[Data entries]
━━━━━━━━

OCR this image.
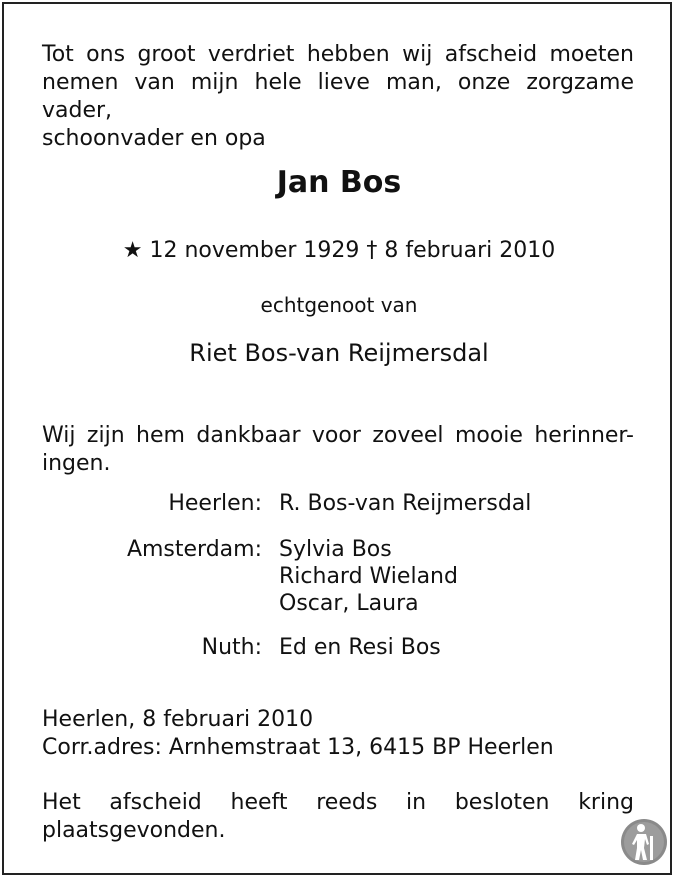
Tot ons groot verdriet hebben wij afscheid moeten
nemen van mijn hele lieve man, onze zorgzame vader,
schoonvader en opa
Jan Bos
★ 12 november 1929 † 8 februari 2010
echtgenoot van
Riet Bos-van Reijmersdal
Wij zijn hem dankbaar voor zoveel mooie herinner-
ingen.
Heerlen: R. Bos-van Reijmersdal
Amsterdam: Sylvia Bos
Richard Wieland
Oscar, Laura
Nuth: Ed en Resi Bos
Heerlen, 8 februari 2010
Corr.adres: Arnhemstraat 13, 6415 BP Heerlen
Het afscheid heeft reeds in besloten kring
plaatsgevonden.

━━━━━━━━

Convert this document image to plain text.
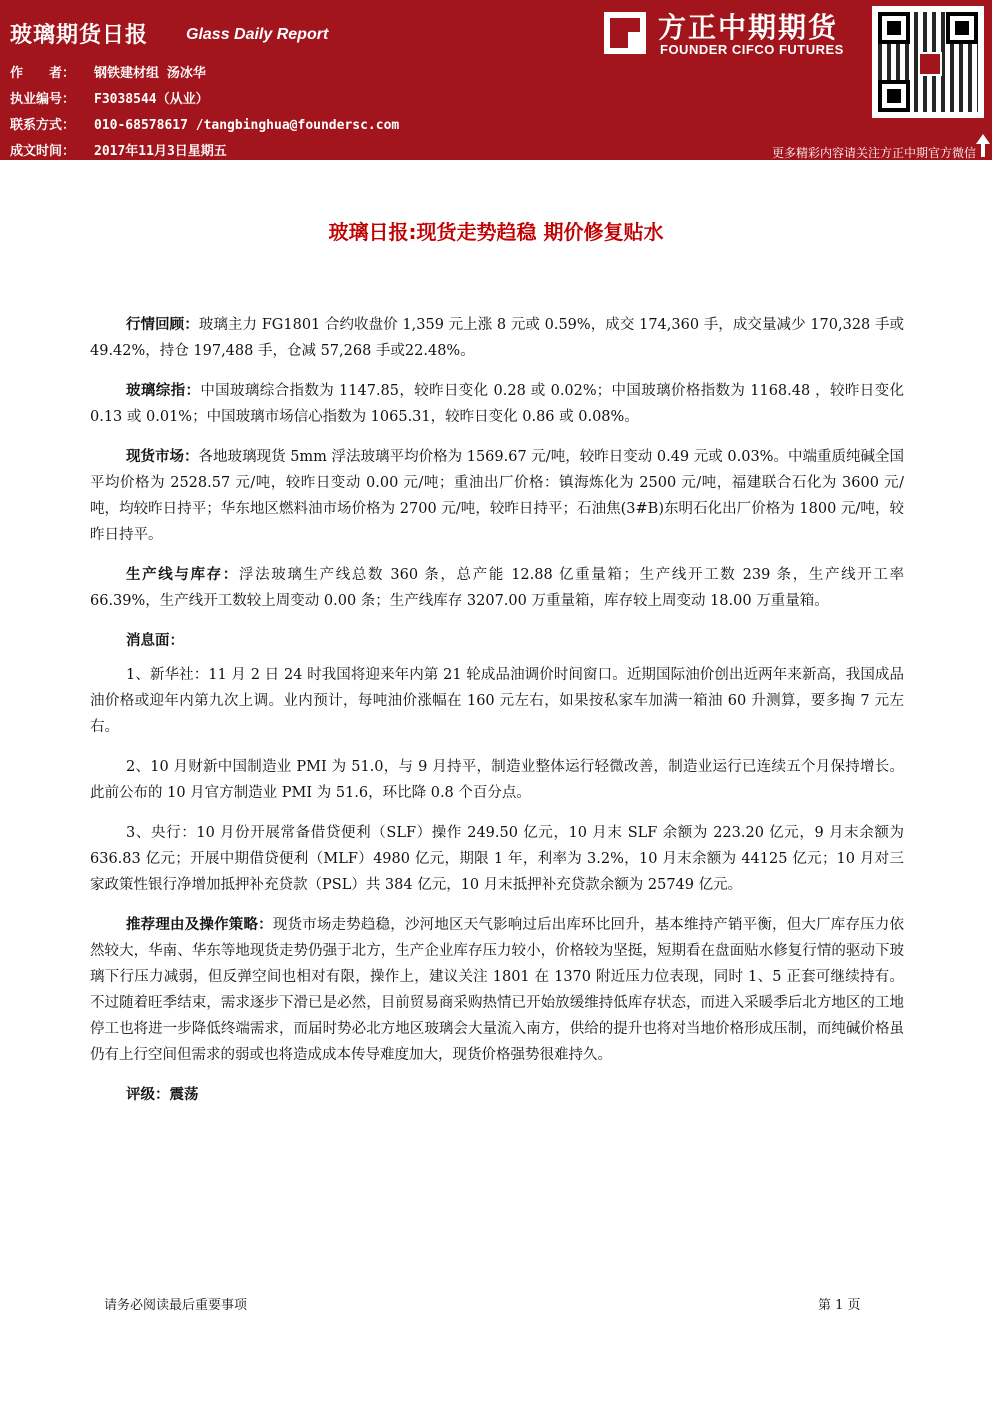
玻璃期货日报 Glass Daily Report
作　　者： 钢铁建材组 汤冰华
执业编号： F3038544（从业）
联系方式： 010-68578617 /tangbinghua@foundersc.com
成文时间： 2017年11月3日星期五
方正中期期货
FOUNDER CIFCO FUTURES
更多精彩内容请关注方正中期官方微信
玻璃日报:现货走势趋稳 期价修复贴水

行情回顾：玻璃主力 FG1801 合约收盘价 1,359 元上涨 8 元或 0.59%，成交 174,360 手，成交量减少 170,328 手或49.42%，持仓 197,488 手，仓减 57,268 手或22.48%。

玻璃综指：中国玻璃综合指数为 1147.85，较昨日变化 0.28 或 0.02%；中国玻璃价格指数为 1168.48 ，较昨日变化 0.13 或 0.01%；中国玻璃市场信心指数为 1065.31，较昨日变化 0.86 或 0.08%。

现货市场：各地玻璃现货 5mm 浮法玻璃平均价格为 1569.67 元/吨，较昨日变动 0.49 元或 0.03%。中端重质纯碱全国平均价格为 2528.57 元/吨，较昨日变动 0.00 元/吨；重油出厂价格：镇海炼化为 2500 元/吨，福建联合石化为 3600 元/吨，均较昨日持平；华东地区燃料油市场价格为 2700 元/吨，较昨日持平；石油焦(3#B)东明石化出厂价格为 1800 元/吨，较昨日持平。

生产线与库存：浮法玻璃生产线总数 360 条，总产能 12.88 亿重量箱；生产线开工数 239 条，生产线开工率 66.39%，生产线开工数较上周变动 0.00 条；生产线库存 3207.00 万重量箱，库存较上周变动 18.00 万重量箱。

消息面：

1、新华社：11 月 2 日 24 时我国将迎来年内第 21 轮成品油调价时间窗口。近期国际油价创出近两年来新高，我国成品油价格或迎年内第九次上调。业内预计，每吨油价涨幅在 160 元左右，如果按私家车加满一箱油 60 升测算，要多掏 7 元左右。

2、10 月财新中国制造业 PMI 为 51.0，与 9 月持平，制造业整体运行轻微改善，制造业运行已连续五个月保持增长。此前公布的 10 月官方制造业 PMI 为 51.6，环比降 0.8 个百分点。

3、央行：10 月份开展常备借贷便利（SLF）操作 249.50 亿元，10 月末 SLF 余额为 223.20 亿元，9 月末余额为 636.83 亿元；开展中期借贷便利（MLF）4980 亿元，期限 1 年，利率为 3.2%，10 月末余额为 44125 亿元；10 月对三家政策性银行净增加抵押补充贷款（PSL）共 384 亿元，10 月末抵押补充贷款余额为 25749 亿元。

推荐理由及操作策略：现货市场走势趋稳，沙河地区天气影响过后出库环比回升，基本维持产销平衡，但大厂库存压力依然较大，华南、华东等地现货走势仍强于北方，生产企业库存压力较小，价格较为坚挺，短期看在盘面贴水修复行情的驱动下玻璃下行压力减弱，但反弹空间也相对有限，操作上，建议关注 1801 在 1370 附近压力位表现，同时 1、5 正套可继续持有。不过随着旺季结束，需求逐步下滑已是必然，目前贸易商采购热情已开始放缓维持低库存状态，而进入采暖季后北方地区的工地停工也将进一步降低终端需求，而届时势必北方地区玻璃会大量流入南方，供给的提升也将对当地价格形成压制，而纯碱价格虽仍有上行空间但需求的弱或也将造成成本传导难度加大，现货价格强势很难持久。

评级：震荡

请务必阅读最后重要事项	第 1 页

━━━━━━━━

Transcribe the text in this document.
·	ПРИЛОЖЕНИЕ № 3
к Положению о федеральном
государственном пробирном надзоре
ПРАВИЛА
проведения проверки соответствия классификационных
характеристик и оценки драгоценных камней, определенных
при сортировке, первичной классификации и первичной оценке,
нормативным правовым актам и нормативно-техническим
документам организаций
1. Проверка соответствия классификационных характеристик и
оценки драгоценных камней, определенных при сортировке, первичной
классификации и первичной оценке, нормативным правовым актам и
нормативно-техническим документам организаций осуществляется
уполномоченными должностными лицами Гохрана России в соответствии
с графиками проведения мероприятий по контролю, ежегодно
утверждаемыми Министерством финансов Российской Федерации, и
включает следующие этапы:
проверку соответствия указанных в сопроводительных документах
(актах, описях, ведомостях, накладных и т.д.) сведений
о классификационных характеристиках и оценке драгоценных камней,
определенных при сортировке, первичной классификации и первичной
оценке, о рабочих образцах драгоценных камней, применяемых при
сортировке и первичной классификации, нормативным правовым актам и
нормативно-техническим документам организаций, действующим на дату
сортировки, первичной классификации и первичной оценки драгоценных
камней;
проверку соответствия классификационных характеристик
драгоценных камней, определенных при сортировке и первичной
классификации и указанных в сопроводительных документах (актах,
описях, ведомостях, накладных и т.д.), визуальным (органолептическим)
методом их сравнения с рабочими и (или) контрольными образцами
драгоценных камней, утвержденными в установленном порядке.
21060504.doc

━━━━━━━━

> **TASK REQUIREMENTS**
Work out how many lines of the material above contain the word "image", then give only that figure.

> **EXERCISE RESULT**
2